DATA START

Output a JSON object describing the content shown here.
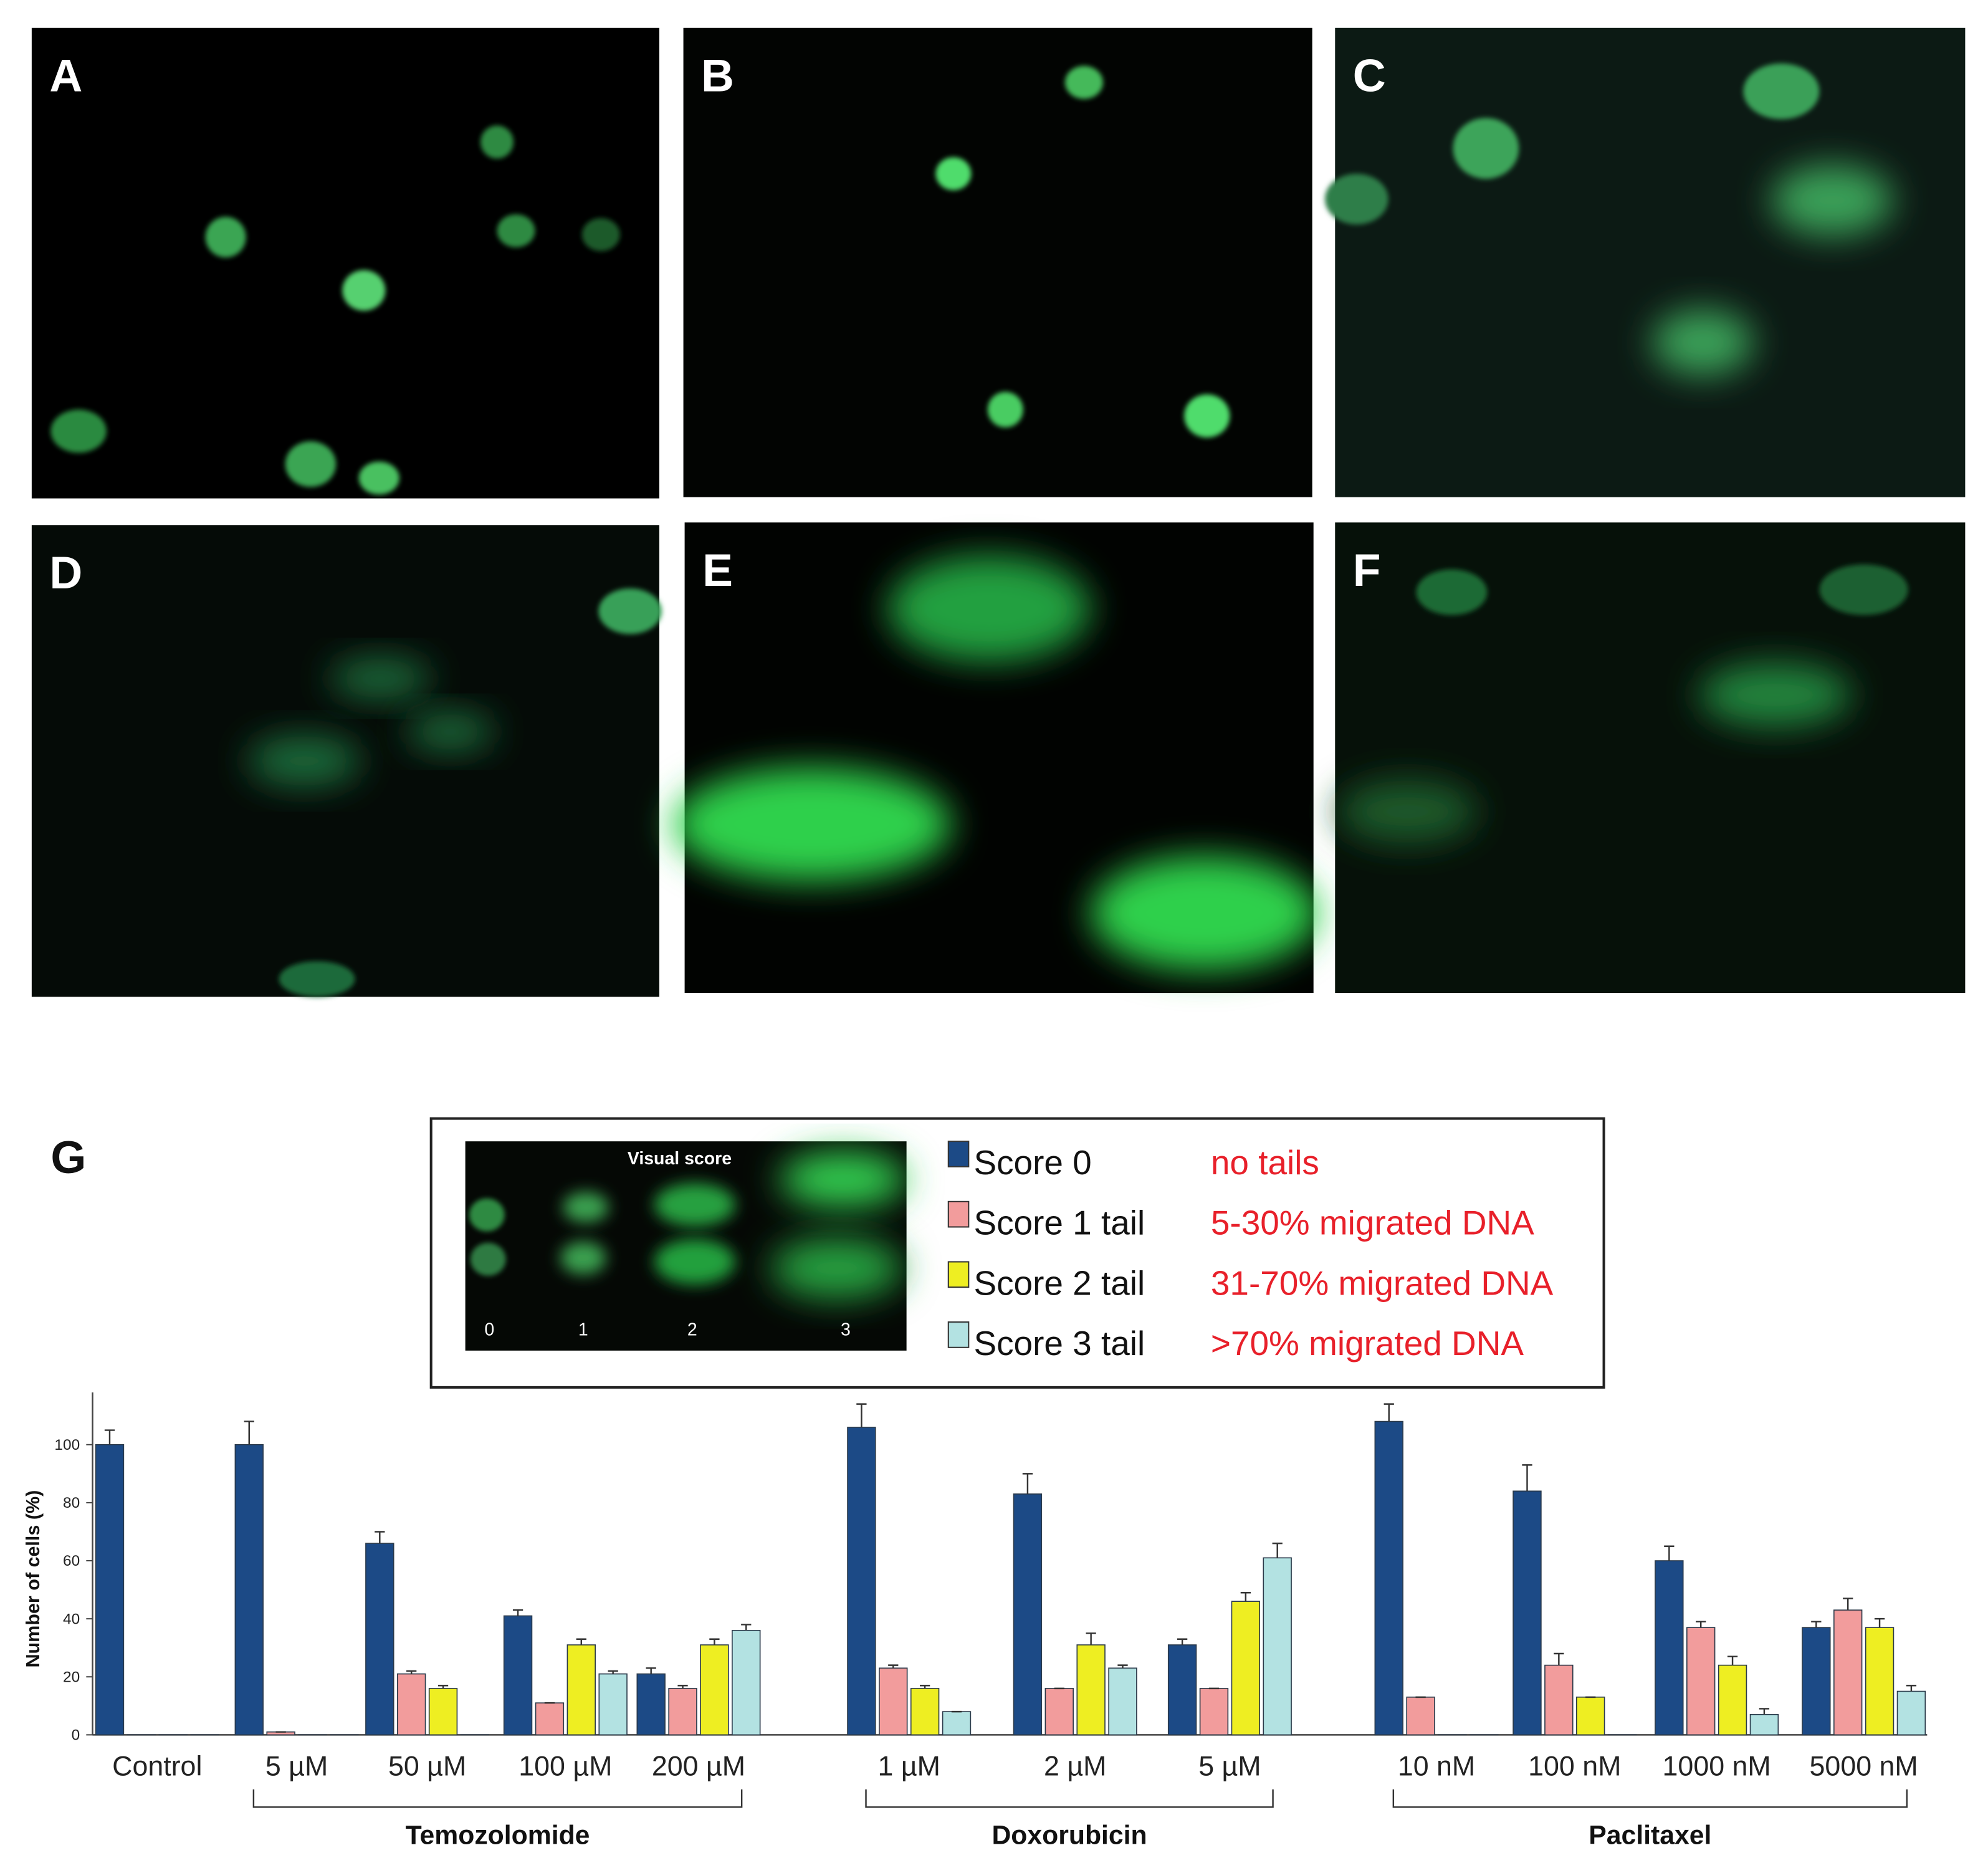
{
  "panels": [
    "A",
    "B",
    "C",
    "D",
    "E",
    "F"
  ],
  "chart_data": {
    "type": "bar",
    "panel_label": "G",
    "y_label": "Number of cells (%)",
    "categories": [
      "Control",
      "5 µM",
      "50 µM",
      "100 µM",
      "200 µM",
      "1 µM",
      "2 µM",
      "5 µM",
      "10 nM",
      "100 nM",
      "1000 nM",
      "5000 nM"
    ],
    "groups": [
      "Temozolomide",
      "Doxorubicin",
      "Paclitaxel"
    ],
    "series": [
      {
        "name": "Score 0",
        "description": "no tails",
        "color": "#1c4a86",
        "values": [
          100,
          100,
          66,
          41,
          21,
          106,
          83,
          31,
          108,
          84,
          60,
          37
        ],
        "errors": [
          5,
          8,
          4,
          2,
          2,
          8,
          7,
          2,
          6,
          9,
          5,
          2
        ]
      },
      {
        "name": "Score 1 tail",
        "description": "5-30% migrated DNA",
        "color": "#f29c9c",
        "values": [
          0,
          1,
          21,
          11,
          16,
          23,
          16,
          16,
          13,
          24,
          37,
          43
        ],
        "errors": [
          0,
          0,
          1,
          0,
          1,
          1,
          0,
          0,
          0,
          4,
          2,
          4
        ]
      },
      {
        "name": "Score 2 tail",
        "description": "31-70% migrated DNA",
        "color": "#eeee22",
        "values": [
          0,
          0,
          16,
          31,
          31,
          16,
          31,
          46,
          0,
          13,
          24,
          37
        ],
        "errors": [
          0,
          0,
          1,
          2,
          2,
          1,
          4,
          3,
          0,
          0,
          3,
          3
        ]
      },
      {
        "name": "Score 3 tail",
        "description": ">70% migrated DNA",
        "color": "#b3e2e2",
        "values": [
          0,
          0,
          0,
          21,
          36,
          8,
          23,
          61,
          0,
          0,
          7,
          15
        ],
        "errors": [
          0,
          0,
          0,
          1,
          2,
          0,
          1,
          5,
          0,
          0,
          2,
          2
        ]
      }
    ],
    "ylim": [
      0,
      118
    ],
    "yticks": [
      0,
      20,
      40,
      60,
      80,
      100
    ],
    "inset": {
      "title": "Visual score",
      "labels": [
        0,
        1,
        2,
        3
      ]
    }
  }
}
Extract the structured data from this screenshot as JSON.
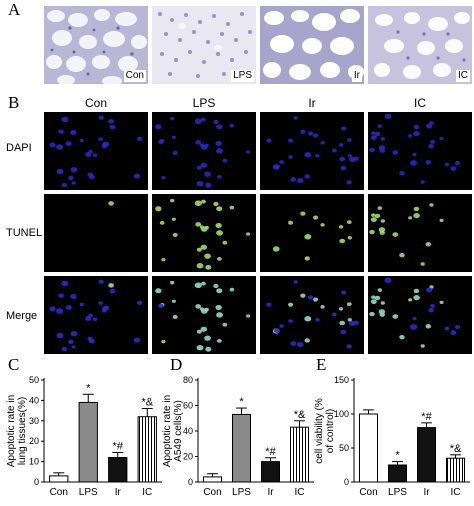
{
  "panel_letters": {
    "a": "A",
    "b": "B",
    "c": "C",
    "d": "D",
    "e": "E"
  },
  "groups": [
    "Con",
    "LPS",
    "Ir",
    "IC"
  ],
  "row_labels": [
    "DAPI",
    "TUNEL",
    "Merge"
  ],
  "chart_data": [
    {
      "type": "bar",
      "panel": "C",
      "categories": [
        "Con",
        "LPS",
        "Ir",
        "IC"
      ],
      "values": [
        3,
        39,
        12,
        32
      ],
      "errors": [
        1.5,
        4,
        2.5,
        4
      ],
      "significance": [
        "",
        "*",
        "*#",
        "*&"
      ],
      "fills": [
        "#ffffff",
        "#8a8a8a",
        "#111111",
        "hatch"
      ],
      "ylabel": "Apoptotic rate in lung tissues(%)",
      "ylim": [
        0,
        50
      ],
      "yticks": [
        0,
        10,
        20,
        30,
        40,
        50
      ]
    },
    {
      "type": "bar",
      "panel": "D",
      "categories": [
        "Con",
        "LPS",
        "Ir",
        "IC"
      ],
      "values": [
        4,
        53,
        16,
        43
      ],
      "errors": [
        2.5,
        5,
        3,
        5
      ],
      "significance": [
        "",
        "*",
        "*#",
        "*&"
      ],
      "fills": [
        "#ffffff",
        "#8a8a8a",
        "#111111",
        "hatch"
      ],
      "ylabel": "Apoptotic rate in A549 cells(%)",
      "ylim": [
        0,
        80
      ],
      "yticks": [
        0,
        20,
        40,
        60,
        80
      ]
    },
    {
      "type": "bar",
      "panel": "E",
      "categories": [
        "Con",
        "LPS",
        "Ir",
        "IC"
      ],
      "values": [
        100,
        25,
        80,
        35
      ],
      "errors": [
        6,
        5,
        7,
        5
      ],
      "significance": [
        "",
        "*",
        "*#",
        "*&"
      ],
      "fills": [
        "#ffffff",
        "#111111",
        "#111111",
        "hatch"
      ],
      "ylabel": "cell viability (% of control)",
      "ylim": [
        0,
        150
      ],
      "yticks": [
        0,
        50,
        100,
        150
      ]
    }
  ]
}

DATA END

*WHAT THE TASK ASKS*
Copy out the data verbatim, with no pictures.

*TASK OUTPUT*
Output a JSON object describing the content shown here.
{
  "panels": [
    "A",
    "B",
    "C",
    "D",
    "E",
    "F"
  ],
  "chart_data": {
    "type": "bar",
    "panel_label": "G",
    "y_label": "Number of cells (%)",
    "categories": [
      "Control",
      "5 µM",
      "50 µM",
      "100 µM",
      "200 µM",
      "1 µM",
      "2 µM",
      "5 µM",
      "10 nM",
      "100 nM",
      "1000 nM",
      "5000 nM"
    ],
    "groups": [
      "Temozolomide",
      "Doxorubicin",
      "Paclitaxel"
    ],
    "series": [
      {
        "name": "Score 0",
        "description": "no tails",
        "color": "#1c4a86",
        "values": [
          100,
          100,
          66,
          41,
          21,
          106,
          83,
          31,
          108,
          84,
          60,
          37
        ],
        "errors": [
          5,
          8,
          4,
          2,
          2,
          8,
          7,
          2,
          6,
          9,
          5,
          2
        ]
      },
      {
        "name": "Score 1 tail",
        "description": "5-30% migrated DNA",
        "color": "#f29c9c",
        "values": [
          0,
          1,
          21,
          11,
          16,
          23,
          16,
          16,
          13,
          24,
          37,
          43
        ],
        "errors": [
          0,
          0,
          1,
          0,
          1,
          1,
          0,
          0,
          0,
          4,
          2,
          4
        ]
      },
      {
        "name": "Score 2 tail",
        "description": "31-70% migrated DNA",
        "color": "#eeee22",
        "values": [
          0,
          0,
          16,
          31,
          31,
          16,
          31,
          46,
          0,
          13,
          24,
          37
        ],
        "errors": [
          0,
          0,
          1,
          2,
          2,
          1,
          4,
          3,
          0,
          0,
          3,
          3
        ]
      },
      {
        "name": "Score 3 tail",
        "description": ">70% migrated DNA",
        "color": "#b3e2e2",
        "values": [
          0,
          0,
          0,
          21,
          36,
          8,
          23,
          61,
          0,
          0,
          7,
          15
        ],
        "errors": [
          0,
          0,
          0,
          1,
          2,
          0,
          1,
          5,
          0,
          0,
          2,
          2
        ]
      }
    ],
    "ylim": [
      0,
      118
    ],
    "yticks": [
      0,
      20,
      40,
      60,
      80,
      100
    ],
    "inset": {
      "title": "Visual score",
      "labels": [
        0,
        1,
        2,
        3
      ]
    }
  }
}
Extract the structured data from this screenshot as JSON.
{
  "panel_letters": {
    "a": "A",
    "b": "B",
    "c": "C",
    "d": "D",
    "e": "E"
  },
  "groups": [
    "Con",
    "LPS",
    "Ir",
    "IC"
  ],
  "row_labels": [
    "DAPI",
    "TUNEL",
    "Merge"
  ],
  "chart_data": [
    {
      "type": "bar",
      "panel": "C",
      "categories": [
        "Con",
        "LPS",
        "Ir",
        "IC"
      ],
      "values": [
        3,
        39,
        12,
        32
      ],
      "errors": [
        1.5,
        4,
        2.5,
        4
      ],
      "significance": [
        "",
        "*",
        "*#",
        "*&"
      ],
      "fills": [
        "#ffffff",
        "#8a8a8a",
        "#111111",
        "hatch"
      ],
      "ylabel": "Apoptotic rate in lung tissues(%)",
      "ylim": [
        0,
        50
      ],
      "yticks": [
        0,
        10,
        20,
        30,
        40,
        50
      ]
    },
    {
      "type": "bar",
      "panel": "D",
      "categories": [
        "Con",
        "LPS",
        "Ir",
        "IC"
      ],
      "values": [
        4,
        53,
        16,
        43
      ],
      "errors": [
        2.5,
        5,
        3,
        5
      ],
      "significance": [
        "",
        "*",
        "*#",
        "*&"
      ],
      "fills": [
        "#ffffff",
        "#8a8a8a",
        "#111111",
        "hatch"
      ],
      "ylabel": "Apoptotic rate in A549 cells(%)",
      "ylim": [
        0,
        80
      ],
      "yticks": [
        0,
        20,
        40,
        60,
        80
      ]
    },
    {
      "type": "bar",
      "panel": "E",
      "categories": [
        "Con",
        "LPS",
        "Ir",
        "IC"
      ],
      "values": [
        100,
        25,
        80,
        35
      ],
      "errors": [
        6,
        5,
        7,
        5
      ],
      "significance": [
        "",
        "*",
        "*#",
        "*&"
      ],
      "fills": [
        "#ffffff",
        "#111111",
        "#111111",
        "hatch"
      ],
      "ylabel": "cell viability (% of control)",
      "ylim": [
        0,
        150
      ],
      "yticks": [
        0,
        50,
        100,
        150
      ]
    }
  ]
}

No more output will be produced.